- [What you will do] Count every line in the entries that follow where the word "根据我国相关法律" appears, then state only the total.
▽
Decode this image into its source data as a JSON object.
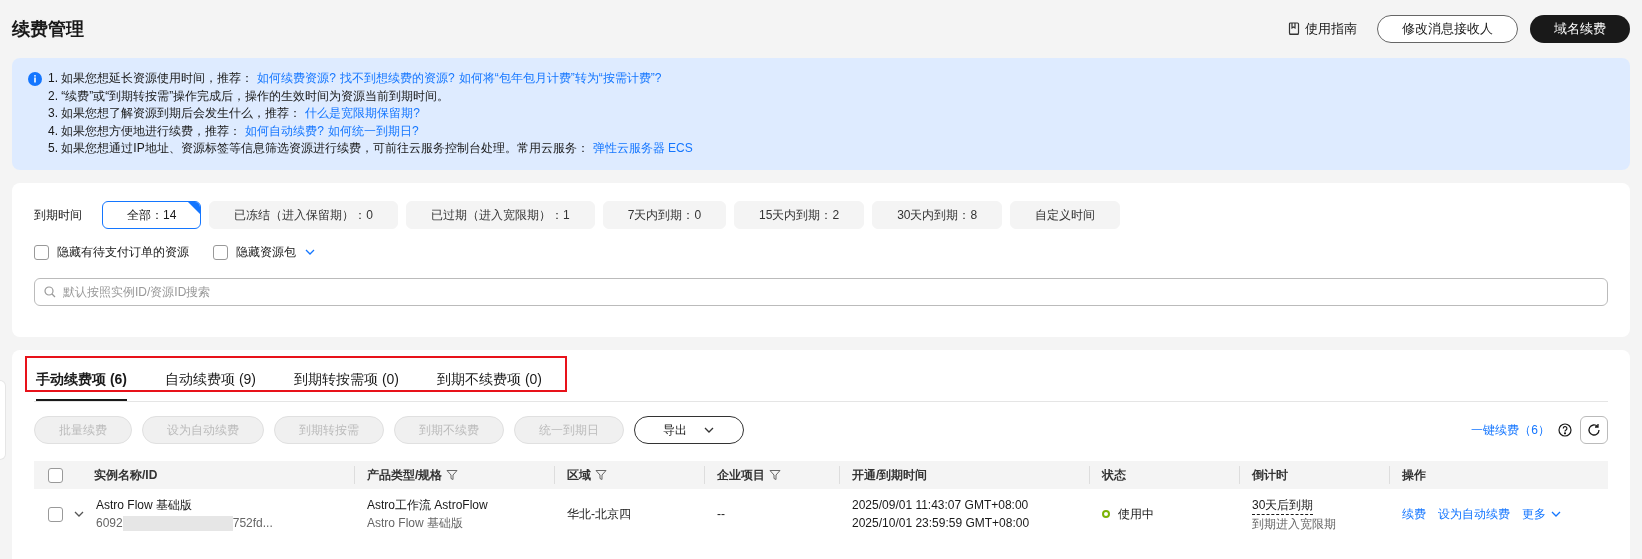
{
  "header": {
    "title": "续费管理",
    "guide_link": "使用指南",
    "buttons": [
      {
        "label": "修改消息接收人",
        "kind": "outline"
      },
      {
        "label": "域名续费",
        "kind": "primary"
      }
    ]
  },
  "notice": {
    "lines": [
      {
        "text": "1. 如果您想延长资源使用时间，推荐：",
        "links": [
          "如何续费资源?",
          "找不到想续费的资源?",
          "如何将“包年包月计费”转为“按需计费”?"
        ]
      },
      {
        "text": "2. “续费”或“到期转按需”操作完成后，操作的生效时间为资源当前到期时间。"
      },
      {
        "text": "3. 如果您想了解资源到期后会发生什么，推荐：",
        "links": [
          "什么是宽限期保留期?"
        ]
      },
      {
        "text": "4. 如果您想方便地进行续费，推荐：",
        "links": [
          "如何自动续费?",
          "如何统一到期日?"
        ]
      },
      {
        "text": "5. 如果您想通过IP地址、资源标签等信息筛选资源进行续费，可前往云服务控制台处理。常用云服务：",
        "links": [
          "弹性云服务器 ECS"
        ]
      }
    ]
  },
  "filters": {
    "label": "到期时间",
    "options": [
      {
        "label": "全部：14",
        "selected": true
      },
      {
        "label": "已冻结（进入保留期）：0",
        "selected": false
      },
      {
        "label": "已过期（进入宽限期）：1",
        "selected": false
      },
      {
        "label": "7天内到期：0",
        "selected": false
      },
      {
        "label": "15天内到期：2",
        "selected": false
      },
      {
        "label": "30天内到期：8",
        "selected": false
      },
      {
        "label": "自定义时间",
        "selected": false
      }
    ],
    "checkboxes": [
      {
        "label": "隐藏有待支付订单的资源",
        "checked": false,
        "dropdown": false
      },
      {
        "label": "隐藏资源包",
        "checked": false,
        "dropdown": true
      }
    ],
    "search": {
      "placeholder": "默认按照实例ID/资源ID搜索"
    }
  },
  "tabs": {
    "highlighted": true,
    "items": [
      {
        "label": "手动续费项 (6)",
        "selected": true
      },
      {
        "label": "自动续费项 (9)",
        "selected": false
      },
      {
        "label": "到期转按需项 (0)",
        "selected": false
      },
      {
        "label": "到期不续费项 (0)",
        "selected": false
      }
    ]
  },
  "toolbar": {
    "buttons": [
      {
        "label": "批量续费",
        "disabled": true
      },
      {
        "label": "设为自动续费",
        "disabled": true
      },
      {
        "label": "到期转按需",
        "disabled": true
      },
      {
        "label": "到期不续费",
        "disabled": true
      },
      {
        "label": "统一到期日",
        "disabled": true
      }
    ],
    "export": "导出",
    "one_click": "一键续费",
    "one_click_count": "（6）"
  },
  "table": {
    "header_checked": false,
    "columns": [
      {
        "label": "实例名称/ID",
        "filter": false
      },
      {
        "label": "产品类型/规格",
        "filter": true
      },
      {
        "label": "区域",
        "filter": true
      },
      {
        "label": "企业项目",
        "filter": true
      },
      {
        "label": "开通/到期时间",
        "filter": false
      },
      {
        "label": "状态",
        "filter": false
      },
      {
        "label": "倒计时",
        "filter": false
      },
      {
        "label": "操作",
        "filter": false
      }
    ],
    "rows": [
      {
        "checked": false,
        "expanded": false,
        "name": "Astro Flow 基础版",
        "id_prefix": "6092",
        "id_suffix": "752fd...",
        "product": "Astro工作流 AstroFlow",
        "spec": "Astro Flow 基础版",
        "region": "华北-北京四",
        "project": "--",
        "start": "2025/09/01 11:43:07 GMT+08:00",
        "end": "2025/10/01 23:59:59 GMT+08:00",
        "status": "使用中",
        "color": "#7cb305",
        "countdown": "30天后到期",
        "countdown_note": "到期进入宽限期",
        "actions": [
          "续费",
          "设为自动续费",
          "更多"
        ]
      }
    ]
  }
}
△
▽
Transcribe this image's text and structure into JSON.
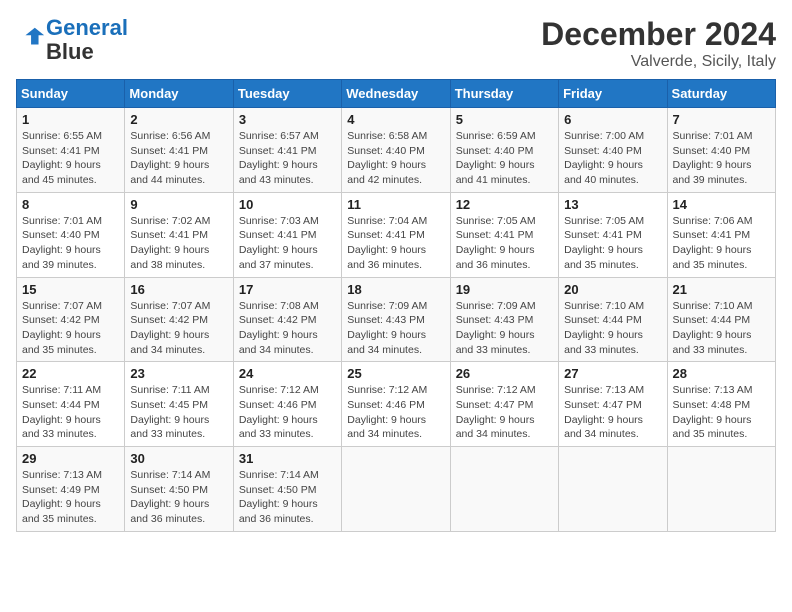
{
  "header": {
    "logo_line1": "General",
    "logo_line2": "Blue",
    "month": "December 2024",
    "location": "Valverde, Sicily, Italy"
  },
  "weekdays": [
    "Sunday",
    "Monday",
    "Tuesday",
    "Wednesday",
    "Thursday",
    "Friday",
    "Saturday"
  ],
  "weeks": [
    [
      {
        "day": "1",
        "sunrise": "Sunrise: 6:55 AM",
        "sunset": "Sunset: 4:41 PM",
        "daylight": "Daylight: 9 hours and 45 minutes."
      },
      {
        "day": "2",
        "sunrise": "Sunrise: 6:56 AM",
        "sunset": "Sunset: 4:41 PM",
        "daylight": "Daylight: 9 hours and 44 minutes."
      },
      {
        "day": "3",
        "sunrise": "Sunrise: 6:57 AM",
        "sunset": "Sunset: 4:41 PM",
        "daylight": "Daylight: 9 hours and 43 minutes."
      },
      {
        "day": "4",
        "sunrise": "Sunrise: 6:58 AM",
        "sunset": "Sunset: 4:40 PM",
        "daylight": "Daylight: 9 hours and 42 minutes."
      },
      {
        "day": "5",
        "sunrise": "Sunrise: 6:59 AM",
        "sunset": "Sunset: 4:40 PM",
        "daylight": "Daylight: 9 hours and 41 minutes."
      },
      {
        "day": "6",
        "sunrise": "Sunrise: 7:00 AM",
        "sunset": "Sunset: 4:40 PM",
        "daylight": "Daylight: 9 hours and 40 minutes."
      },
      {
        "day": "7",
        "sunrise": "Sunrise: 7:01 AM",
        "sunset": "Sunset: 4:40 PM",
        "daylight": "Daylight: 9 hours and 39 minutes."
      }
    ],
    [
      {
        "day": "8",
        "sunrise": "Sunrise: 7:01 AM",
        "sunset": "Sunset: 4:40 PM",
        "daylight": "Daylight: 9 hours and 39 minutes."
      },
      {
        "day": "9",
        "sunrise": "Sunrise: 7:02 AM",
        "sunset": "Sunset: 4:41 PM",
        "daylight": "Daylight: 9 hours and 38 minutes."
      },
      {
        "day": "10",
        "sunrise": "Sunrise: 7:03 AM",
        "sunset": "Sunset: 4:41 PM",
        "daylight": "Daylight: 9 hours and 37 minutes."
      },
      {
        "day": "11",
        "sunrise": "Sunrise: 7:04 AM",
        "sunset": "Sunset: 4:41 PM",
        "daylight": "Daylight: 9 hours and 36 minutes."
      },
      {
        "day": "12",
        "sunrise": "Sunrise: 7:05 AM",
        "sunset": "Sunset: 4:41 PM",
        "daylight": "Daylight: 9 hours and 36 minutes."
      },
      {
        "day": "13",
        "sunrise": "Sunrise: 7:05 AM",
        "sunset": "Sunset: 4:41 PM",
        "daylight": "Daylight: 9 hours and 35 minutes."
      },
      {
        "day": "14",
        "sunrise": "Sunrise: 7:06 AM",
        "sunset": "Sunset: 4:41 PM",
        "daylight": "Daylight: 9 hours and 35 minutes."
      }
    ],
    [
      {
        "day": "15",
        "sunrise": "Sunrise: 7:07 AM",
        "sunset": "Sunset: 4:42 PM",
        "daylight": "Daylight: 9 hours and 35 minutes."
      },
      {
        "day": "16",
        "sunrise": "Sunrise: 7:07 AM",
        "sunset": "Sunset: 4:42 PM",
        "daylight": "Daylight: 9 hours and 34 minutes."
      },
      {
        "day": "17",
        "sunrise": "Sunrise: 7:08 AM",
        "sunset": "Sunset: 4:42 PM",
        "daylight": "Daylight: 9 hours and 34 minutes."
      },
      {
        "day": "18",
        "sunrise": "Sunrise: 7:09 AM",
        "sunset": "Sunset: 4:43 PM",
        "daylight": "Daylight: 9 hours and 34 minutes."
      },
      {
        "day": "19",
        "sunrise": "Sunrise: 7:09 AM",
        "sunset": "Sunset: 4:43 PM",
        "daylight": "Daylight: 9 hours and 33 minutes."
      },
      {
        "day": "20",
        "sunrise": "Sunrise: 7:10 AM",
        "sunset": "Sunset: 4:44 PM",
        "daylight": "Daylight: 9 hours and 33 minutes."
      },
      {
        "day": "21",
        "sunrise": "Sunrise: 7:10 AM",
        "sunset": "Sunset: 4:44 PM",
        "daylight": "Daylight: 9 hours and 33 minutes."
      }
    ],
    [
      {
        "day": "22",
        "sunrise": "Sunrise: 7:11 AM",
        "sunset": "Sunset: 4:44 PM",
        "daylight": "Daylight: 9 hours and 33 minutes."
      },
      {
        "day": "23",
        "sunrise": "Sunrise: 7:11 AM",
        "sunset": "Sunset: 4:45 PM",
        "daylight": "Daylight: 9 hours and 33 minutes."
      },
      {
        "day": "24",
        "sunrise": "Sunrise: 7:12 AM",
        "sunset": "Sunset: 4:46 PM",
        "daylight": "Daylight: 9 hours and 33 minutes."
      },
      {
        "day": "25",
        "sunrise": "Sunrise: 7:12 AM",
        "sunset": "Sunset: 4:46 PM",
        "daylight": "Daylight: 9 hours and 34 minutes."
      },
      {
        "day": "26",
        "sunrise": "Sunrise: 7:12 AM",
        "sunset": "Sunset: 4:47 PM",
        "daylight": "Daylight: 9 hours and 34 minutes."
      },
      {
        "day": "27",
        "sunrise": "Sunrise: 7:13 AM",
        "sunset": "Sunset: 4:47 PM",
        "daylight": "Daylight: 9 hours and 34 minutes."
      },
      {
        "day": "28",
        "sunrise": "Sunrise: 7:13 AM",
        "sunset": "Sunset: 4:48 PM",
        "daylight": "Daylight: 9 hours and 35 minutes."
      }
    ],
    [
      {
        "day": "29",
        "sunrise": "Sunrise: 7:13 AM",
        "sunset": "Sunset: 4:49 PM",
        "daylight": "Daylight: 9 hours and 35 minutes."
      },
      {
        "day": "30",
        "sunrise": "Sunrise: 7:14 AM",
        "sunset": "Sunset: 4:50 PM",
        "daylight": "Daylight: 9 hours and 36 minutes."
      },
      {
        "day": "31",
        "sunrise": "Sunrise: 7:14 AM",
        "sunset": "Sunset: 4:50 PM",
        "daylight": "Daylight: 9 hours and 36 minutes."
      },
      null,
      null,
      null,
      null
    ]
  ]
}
△
▽
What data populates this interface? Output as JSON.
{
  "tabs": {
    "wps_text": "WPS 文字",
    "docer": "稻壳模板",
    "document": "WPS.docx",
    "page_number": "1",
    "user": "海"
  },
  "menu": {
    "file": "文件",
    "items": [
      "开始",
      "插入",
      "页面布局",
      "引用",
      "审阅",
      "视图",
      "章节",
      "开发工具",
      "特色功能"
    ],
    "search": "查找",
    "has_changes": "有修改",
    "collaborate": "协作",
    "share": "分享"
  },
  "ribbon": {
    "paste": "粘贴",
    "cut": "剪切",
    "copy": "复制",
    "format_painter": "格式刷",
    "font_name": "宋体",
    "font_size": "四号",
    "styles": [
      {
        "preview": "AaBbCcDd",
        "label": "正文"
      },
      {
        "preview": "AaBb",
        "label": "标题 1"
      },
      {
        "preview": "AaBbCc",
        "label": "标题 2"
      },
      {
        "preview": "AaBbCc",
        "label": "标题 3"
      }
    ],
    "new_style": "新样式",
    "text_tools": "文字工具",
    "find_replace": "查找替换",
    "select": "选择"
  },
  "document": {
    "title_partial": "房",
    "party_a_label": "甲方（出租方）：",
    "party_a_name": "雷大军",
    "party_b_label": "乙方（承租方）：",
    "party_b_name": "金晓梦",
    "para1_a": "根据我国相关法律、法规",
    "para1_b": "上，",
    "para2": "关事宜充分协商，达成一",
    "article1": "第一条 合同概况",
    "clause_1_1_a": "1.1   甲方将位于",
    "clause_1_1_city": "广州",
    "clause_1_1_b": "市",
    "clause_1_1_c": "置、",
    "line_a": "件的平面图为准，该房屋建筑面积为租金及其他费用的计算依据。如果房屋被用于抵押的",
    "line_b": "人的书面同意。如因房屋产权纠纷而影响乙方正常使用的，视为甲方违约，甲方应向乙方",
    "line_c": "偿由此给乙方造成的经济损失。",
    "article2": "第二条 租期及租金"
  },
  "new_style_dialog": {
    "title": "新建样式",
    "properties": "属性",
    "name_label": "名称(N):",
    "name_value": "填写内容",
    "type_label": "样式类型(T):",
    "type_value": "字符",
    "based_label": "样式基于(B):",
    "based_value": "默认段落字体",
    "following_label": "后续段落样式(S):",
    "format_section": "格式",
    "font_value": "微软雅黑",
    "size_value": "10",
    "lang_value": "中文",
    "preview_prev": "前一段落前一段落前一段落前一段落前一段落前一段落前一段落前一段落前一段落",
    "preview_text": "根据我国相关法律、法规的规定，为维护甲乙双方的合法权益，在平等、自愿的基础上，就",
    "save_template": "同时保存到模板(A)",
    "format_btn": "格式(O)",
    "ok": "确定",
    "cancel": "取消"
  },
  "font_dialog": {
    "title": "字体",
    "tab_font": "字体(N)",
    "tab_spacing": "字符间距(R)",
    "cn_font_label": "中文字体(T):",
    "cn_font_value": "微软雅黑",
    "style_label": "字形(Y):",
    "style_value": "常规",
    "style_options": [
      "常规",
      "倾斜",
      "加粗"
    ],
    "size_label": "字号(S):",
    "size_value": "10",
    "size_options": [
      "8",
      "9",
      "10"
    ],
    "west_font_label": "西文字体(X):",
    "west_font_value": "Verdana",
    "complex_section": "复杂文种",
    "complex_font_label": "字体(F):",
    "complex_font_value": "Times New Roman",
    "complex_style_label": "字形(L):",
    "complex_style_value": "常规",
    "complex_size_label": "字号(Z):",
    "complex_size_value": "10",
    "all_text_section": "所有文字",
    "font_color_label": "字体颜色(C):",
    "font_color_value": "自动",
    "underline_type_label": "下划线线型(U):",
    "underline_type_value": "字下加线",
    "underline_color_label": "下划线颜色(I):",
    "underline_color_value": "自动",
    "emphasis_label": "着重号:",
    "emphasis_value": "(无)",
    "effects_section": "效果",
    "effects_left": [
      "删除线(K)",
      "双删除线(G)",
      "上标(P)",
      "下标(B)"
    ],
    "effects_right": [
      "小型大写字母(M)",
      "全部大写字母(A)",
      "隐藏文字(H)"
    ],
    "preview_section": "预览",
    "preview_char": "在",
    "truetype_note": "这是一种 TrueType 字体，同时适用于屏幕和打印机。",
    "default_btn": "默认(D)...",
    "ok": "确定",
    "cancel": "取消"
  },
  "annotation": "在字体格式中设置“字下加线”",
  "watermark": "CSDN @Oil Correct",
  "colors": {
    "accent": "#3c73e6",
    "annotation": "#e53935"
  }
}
△
- [Result of this task] 2